> What this task involves: Reproduce the data verbatim from its first line through the line that contains "reply-like-button[interactable]: 赞 <box>640", including both of those lines.

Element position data
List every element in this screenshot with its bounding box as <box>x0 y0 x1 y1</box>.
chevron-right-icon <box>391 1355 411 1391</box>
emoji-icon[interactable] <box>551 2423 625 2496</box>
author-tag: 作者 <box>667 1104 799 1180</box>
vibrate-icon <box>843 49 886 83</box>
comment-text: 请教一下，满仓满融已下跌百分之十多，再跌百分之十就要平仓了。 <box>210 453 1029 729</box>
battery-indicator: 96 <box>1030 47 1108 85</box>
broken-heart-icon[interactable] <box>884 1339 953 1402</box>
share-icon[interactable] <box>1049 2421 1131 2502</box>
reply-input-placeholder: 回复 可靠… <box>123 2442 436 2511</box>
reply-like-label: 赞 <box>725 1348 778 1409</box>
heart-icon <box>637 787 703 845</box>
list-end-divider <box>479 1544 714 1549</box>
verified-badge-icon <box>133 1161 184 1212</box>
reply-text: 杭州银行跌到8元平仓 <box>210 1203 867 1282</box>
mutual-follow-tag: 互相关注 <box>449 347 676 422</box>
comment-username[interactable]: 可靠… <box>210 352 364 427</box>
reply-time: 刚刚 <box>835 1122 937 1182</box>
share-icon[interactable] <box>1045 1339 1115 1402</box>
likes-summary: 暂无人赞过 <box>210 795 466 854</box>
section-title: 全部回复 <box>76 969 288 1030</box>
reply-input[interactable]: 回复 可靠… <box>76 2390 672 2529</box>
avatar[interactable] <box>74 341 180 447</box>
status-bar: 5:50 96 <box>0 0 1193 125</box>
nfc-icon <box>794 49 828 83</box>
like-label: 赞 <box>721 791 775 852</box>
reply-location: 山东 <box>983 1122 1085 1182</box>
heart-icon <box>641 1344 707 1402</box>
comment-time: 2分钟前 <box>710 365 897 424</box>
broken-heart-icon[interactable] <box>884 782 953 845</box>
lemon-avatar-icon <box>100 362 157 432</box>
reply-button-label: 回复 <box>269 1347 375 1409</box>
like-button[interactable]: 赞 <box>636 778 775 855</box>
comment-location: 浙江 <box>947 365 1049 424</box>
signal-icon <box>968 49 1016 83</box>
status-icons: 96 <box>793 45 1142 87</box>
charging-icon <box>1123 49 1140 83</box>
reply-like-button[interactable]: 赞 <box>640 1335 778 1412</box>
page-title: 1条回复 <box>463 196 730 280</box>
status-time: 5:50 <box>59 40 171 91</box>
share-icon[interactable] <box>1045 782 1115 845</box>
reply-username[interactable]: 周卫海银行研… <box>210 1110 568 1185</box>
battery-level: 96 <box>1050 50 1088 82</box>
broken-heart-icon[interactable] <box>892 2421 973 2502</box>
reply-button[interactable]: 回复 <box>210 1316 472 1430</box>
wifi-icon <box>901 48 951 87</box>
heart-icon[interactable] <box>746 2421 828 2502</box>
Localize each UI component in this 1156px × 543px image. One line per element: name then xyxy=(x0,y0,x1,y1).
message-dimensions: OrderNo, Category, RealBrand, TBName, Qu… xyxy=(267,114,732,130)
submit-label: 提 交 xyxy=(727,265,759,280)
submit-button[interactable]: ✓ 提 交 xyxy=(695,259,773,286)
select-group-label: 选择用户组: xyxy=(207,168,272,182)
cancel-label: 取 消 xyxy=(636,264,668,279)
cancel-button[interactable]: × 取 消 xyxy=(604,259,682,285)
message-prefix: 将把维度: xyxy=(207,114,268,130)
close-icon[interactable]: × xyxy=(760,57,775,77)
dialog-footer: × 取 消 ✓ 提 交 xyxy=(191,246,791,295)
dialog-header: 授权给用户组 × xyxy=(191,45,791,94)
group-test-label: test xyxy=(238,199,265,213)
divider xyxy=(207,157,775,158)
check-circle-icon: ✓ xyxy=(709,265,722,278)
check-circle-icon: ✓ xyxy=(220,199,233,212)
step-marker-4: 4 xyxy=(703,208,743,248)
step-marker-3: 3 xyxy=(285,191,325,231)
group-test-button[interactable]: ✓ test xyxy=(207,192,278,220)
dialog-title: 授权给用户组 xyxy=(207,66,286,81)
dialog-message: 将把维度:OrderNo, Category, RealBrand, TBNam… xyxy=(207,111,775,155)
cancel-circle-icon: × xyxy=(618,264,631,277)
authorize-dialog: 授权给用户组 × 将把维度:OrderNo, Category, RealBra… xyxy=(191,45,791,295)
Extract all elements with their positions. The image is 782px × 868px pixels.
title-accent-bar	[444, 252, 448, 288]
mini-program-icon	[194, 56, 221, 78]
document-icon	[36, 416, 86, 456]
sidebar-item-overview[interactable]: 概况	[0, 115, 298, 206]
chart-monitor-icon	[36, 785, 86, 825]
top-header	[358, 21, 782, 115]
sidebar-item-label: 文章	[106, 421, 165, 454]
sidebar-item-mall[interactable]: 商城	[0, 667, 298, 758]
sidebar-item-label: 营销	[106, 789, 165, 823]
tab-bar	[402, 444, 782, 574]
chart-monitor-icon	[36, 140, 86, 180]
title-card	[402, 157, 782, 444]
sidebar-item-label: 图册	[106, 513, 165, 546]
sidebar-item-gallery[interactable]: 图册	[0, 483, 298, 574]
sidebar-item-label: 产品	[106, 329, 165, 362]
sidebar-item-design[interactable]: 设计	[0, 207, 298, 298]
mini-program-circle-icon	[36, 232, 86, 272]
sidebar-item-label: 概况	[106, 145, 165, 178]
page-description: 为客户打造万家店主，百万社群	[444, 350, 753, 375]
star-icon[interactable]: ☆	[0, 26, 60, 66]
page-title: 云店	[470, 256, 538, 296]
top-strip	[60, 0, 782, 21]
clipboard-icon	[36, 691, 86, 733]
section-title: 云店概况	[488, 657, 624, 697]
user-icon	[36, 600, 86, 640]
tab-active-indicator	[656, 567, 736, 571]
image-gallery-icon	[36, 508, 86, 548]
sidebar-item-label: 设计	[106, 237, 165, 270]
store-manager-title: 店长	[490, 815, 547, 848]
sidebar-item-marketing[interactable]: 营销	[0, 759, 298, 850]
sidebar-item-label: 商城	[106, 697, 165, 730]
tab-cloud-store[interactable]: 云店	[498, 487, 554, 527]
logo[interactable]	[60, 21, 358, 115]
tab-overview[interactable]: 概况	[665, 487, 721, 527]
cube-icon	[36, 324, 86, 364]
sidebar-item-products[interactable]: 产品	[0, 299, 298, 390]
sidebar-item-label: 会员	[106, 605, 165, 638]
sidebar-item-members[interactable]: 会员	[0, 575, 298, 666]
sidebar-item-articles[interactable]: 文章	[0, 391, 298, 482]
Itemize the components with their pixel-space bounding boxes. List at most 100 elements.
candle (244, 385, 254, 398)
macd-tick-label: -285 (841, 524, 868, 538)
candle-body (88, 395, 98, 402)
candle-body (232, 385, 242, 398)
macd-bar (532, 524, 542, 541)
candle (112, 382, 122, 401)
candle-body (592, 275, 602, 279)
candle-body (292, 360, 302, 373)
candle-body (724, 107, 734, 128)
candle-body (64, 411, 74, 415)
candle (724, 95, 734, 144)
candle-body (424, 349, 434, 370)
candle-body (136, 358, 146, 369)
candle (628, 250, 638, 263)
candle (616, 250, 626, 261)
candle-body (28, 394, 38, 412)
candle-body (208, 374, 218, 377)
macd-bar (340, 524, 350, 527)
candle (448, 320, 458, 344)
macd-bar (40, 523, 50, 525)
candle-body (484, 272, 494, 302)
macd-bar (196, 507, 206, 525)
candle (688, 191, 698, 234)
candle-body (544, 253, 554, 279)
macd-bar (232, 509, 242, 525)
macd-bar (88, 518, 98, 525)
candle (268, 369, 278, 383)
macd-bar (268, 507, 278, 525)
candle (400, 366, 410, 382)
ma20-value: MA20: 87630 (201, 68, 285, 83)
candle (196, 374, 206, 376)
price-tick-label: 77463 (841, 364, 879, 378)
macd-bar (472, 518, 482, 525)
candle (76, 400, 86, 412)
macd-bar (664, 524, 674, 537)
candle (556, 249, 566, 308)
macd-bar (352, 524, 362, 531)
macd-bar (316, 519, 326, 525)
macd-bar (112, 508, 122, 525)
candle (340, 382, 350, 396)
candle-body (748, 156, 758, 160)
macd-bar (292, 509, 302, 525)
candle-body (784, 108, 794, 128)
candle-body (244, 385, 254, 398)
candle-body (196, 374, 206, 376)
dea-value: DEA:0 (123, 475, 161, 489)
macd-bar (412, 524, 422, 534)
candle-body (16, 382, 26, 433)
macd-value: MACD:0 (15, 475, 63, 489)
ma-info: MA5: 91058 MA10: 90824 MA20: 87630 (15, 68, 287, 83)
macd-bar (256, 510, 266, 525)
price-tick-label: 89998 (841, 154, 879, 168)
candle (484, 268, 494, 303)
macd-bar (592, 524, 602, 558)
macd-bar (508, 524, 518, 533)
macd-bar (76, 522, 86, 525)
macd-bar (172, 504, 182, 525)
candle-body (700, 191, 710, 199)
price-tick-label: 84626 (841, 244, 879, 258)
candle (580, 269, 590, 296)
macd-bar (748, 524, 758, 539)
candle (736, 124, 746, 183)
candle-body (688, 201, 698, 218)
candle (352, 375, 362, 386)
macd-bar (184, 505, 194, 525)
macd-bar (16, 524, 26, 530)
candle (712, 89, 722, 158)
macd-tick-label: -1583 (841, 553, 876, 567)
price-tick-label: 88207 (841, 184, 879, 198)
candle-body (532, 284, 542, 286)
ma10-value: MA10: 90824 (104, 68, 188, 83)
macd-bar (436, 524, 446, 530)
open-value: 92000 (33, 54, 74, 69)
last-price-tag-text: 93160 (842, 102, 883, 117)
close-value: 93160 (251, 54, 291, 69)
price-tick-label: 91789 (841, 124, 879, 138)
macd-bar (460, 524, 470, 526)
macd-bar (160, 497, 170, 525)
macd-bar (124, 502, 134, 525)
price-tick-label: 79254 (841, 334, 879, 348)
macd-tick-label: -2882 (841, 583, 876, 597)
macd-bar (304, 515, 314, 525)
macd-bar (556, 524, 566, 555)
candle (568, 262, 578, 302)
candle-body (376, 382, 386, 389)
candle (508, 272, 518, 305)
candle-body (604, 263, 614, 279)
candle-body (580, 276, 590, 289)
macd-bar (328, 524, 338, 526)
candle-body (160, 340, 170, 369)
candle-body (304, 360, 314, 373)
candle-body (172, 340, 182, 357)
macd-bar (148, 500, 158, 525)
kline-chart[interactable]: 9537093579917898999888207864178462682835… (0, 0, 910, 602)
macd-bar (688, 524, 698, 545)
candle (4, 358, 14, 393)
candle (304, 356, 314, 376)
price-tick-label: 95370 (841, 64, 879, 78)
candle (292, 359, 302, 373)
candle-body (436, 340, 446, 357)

> Answer for this exercise:
List every element in this screenshot with its bounding box as <box>x0 y0 x1 y1</box>.
chevron-right-icon <box>391 1355 411 1391</box>
emoji-icon[interactable] <box>551 2423 625 2496</box>
author-tag: 作者 <box>667 1104 799 1180</box>
vibrate-icon <box>843 49 886 83</box>
comment-text: 请教一下，满仓满融已下跌百分之十多，再跌百分之十就要平仓了。 <box>210 453 1029 729</box>
battery-indicator: 96 <box>1030 47 1108 85</box>
broken-heart-icon[interactable] <box>884 1339 953 1402</box>
share-icon[interactable] <box>1049 2421 1131 2502</box>
reply-input-placeholder: 回复 可靠… <box>123 2442 436 2511</box>
reply-like-label: 赞 <box>725 1348 778 1409</box>
heart-icon <box>637 787 703 845</box>
list-end-divider <box>479 1544 714 1549</box>
verified-badge-icon <box>133 1161 184 1212</box>
reply-text: 杭州银行跌到8元平仓 <box>210 1203 867 1282</box>
mutual-follow-tag: 互相关注 <box>449 347 676 422</box>
comment-username[interactable]: 可靠… <box>210 352 364 427</box>
reply-time: 刚刚 <box>835 1122 937 1182</box>
share-icon[interactable] <box>1045 1339 1115 1402</box>
likes-summary: 暂无人赞过 <box>210 795 466 854</box>
section-title: 全部回复 <box>76 969 288 1030</box>
reply-input[interactable]: 回复 可靠… <box>76 2390 672 2529</box>
avatar[interactable] <box>74 341 180 447</box>
status-bar: 5:50 96 <box>0 0 1193 125</box>
nfc-icon <box>794 49 828 83</box>
like-label: 赞 <box>721 791 775 852</box>
reply-location: 山东 <box>983 1122 1085 1182</box>
heart-icon <box>641 1344 707 1402</box>
comment-time: 2分钟前 <box>710 365 897 424</box>
broken-heart-icon[interactable] <box>884 782 953 845</box>
lemon-avatar-icon <box>100 362 157 432</box>
reply-button-label: 回复 <box>269 1347 375 1409</box>
like-button[interactable]: 赞 <box>636 778 775 855</box>
comment-location: 浙江 <box>947 365 1049 424</box>
signal-icon <box>968 49 1016 83</box>
status-icons: 96 <box>793 45 1142 87</box>
charging-icon <box>1123 49 1140 83</box>
reply-like-button[interactable]: 赞 <box>640 1335 778 1412</box>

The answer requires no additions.